# Instructions to follow:
Below are some records. Count the lines with "Output" in them and give nothing but the total.

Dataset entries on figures
==================================================

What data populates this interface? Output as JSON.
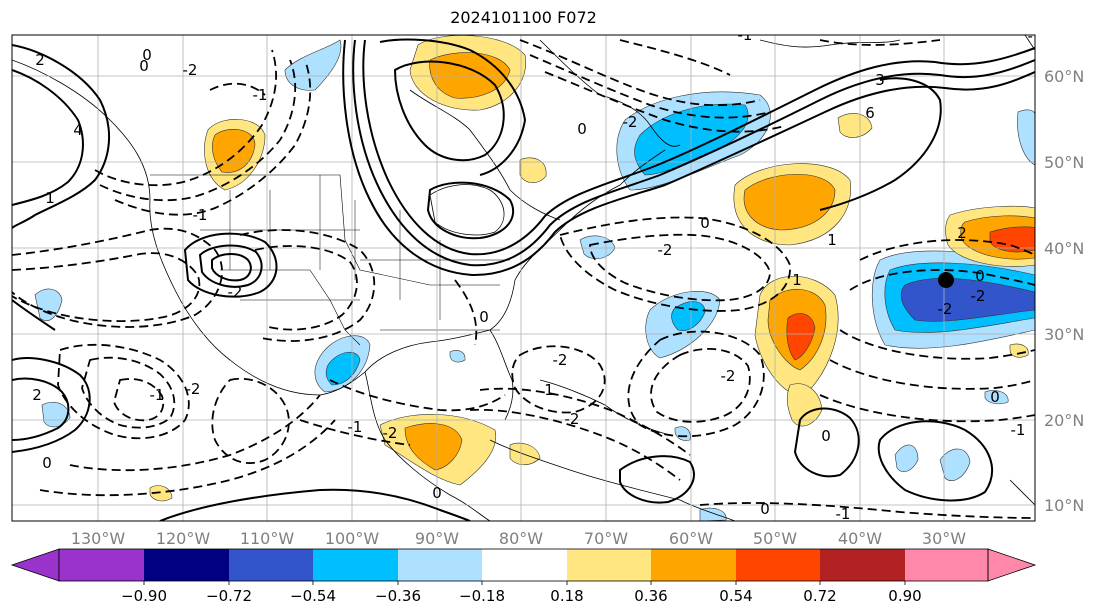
{
  "title": "2024101100 F072",
  "longitude_labels": [
    "130°W",
    "120°W",
    "110°W",
    "100°W",
    "90°W",
    "80°W",
    "70°W",
    "60°W",
    "50°W",
    "40°W",
    "30°W"
  ],
  "latitude_labels": [
    "60°N",
    "50°N",
    "40°N",
    "30°N",
    "20°N",
    "10°N"
  ],
  "colorbar": {
    "tick_labels": [
      "−0.90",
      "−0.72",
      "−0.54",
      "−0.36",
      "−0.18",
      "0.18",
      "0.36",
      "0.54",
      "0.72",
      "0.90"
    ],
    "colors": [
      "#9933cc",
      "#000080",
      "#3355cc",
      "#00bfff",
      "#aee0ff",
      "#ffffff",
      "#ffe680",
      "#ffa500",
      "#ff4500",
      "#b22222",
      "#ff88aa"
    ]
  },
  "contour_labels": [
    "0",
    "-2",
    "-1",
    "2",
    "4",
    "6",
    "-2",
    "-1",
    "0",
    "1",
    "3",
    "-2",
    "0",
    "-2",
    "2",
    "-1",
    "-2",
    "0",
    "-1",
    "0",
    "1",
    "-2",
    "0",
    "-2",
    "1",
    "-1",
    "0",
    "-2",
    "0",
    "-1",
    "2",
    "0",
    "-2",
    "0",
    "-2",
    "1",
    "-2",
    "-1",
    "0",
    "-1"
  ],
  "colors": {
    "land_line": "#000000",
    "grid": "#b0b0b0",
    "tick_text": "#808080"
  }
}
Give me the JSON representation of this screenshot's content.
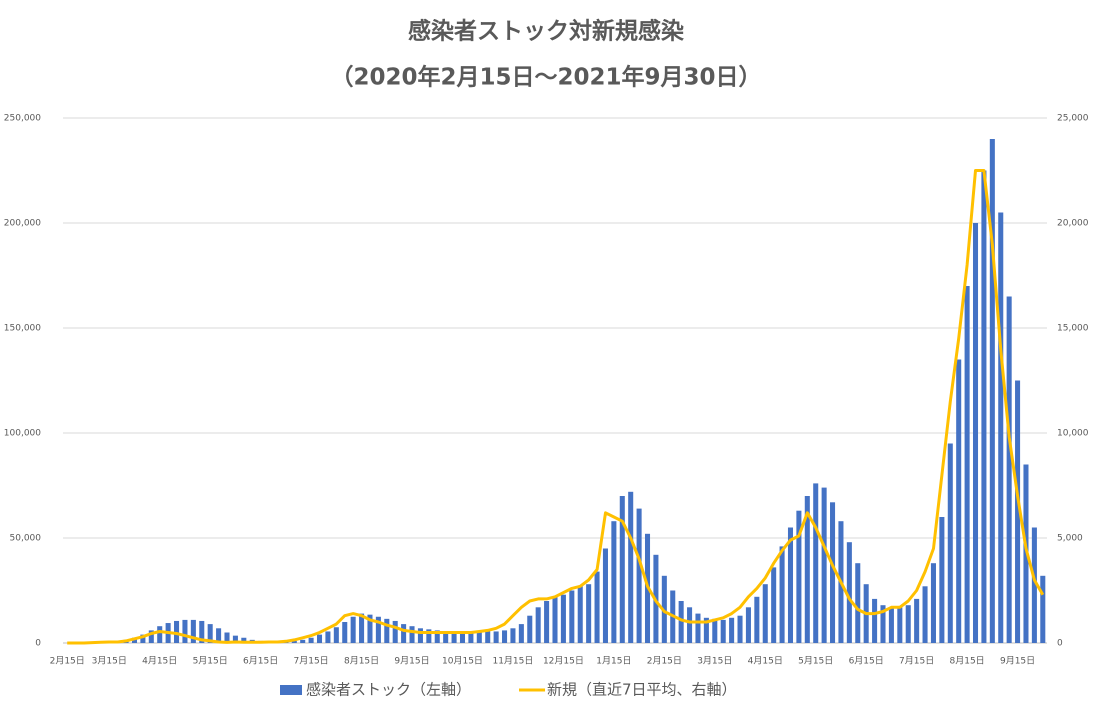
{
  "chart_data": {
    "type": "bar-line",
    "title": "感染者ストック対新規感染",
    "subtitle": "（2020年2月15日～2021年9月30日）",
    "categories": [
      "2月15日",
      null,
      null,
      null,
      null,
      "3月15日",
      null,
      null,
      null,
      null,
      null,
      "4月15日",
      null,
      null,
      null,
      null,
      null,
      "5月15日",
      null,
      null,
      null,
      null,
      null,
      "6月15日",
      null,
      null,
      null,
      null,
      null,
      "7月15日",
      null,
      null,
      null,
      null,
      null,
      "8月15日",
      null,
      null,
      null,
      null,
      null,
      "9月15日",
      null,
      null,
      null,
      null,
      null,
      "10月15日",
      null,
      null,
      null,
      null,
      null,
      "11月15日",
      null,
      null,
      null,
      null,
      null,
      "12月15日",
      null,
      null,
      null,
      null,
      null,
      "1月15日",
      null,
      null,
      null,
      null,
      null,
      "2月15日",
      null,
      null,
      null,
      null,
      null,
      "3月15日",
      null,
      null,
      null,
      null,
      null,
      "4月15日",
      null,
      null,
      null,
      null,
      null,
      "5月15日",
      null,
      null,
      null,
      null,
      null,
      "6月15日",
      null,
      null,
      null,
      null,
      null,
      "7月15日",
      null,
      null,
      null,
      null,
      null,
      "8月15日",
      null,
      null,
      null,
      null,
      null,
      "9月15日",
      null,
      null,
      null
    ],
    "series": [
      {
        "name": "感染者ストック（左軸）",
        "color": "#4472c4",
        "type": "bar",
        "values": [
          0,
          0,
          0,
          300,
          500,
          700,
          1000,
          1500,
          2500,
          4000,
          6000,
          8000,
          9500,
          10500,
          11000,
          11000,
          10500,
          9000,
          7000,
          5000,
          3500,
          2500,
          1500,
          1000,
          800,
          700,
          700,
          1000,
          1500,
          2500,
          4000,
          5500,
          7500,
          10000,
          12500,
          14000,
          13500,
          12500,
          11500,
          10500,
          9000,
          8000,
          7000,
          6500,
          6000,
          5500,
          5000,
          5000,
          5000,
          5000,
          5500,
          5500,
          6000,
          7000,
          9000,
          13000,
          17000,
          20000,
          22000,
          23000,
          25000,
          27000,
          28000,
          34000,
          45000,
          58000,
          70000,
          72000,
          64000,
          52000,
          42000,
          32000,
          25000,
          20000,
          17000,
          14000,
          12000,
          11500,
          11000,
          12000,
          13000,
          17000,
          22000,
          28000,
          36000,
          46000,
          55000,
          63000,
          70000,
          76000,
          74000,
          67000,
          58000,
          48000,
          38000,
          28000,
          21000,
          18000,
          17000,
          17000,
          18000,
          21000,
          27000,
          38000,
          60000,
          95000,
          135000,
          170000,
          200000,
          225000,
          240000,
          205000,
          165000,
          125000,
          85000,
          55000,
          32000
        ]
      },
      {
        "name": "新規（直近7日平均、右軸）",
        "color": "#ffc000",
        "type": "line",
        "axis": "y2",
        "values": [
          0,
          0,
          0,
          20,
          40,
          50,
          50,
          100,
          200,
          300,
          450,
          550,
          500,
          450,
          350,
          250,
          150,
          100,
          50,
          30,
          50,
          40,
          40,
          40,
          50,
          50,
          80,
          150,
          250,
          350,
          500,
          700,
          900,
          1300,
          1400,
          1300,
          1100,
          1000,
          850,
          750,
          600,
          550,
          500,
          500,
          500,
          500,
          500,
          500,
          500,
          550,
          600,
          700,
          900,
          1300,
          1700,
          2000,
          2100,
          2100,
          2200,
          2400,
          2600,
          2700,
          3000,
          3500,
          6200,
          6000,
          5800,
          5000,
          4000,
          2700,
          2000,
          1500,
          1300,
          1100,
          1000,
          1000,
          1000,
          1100,
          1200,
          1400,
          1700,
          2200,
          2600,
          3100,
          3800,
          4400,
          4900,
          5100,
          6200,
          5500,
          4600,
          3700,
          2900,
          2100,
          1600,
          1400,
          1400,
          1500,
          1700,
          1700,
          2000,
          2500,
          3400,
          4500,
          8000,
          11500,
          14500,
          18000,
          22500,
          22500,
          19000,
          14000,
          9800,
          7000,
          4500,
          3000,
          2300
        ]
      }
    ],
    "ylim": [
      0,
      250000
    ],
    "yticks": [
      0,
      {
        "value": 50000,
        "label": "50,000"
      },
      {
        "value": 100000,
        "label": "100,000"
      },
      {
        "value": 150000,
        "label": "150,000"
      },
      {
        "value": 200000,
        "label": "200,000"
      },
      {
        "value": 250000,
        "label": "250,000"
      }
    ],
    "y2lim": [
      0,
      25000
    ],
    "y2ticks": [
      0,
      {
        "value": 5000,
        "label": "5,000"
      },
      {
        "value": 10000,
        "label": "10,000"
      },
      {
        "value": 15000,
        "label": "15,000"
      },
      {
        "value": 20000,
        "label": "20,000"
      },
      {
        "value": 25000,
        "label": "25,000"
      }
    ],
    "grid": true,
    "legend": "bottom"
  }
}
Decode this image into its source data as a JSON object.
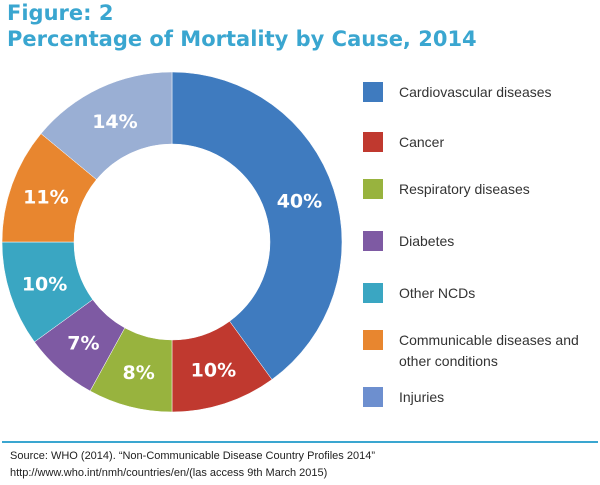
{
  "figure_label": "Figure: 2",
  "title": "Percentage of Mortality by Cause, 2014",
  "chart_data": {
    "type": "pie",
    "donut": true,
    "title": "Percentage of Mortality by Cause, 2014",
    "categories": [
      "Cardiovascular diseases",
      "Cancer",
      "Respiratory diseases",
      "Diabetes",
      "Other NCDs",
      "Communicable diseases and other conditions",
      "Injuries"
    ],
    "values": [
      40,
      10,
      8,
      7,
      10,
      11,
      14
    ],
    "value_labels": [
      "40%",
      "10%",
      "8%",
      "7%",
      "10%",
      "11%",
      "14%"
    ],
    "colors": [
      "#3f7bbf",
      "#c0392f",
      "#98b33e",
      "#7e5aa3",
      "#3aa6c2",
      "#e8862f",
      "#9aafd4"
    ],
    "legend_position": "right"
  },
  "legend": [
    {
      "label": "Cardiovascular diseases",
      "color": "#3f7bbf"
    },
    {
      "label": "Cancer",
      "color": "#c0392f"
    },
    {
      "label": "Respiratory diseases",
      "color": "#98b33e"
    },
    {
      "label": "Diabetes",
      "color": "#7e5aa3"
    },
    {
      "label": "Other NCDs",
      "color": "#3aa6c2"
    },
    {
      "label": "Communicable diseases and other conditions",
      "color": "#e8862f"
    },
    {
      "label": "Injuries",
      "color": "#6d8fcf"
    }
  ],
  "source": {
    "line1": "Source: WHO (2014). “Non-Communicable Disease Country Profiles 2014”",
    "line2": "http://www.who.int/nmh/countries/en/(las access 9th March 2015)"
  }
}
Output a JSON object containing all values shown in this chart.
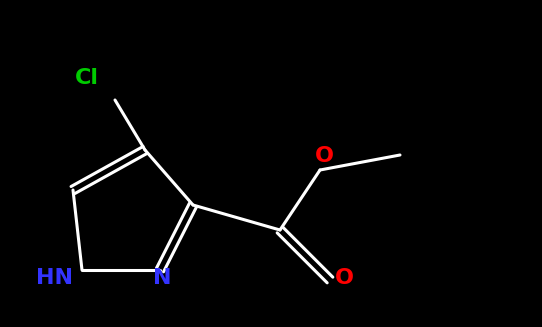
{
  "background_color": "#000000",
  "bond_color": "#ffffff",
  "bond_width": 2.2,
  "figsize": [
    5.42,
    3.27
  ],
  "dpi": 100,
  "atoms": {
    "HN": {
      "label": "HN",
      "color": "#3333ff"
    },
    "N": {
      "label": "N",
      "color": "#3333ff"
    },
    "O1": {
      "label": "O",
      "color": "#ff0000"
    },
    "O2": {
      "label": "O",
      "color": "#ff0000"
    },
    "Cl": {
      "label": "Cl",
      "color": "#00cc00"
    }
  },
  "font_size": 16
}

==================================================

# Completed task:
2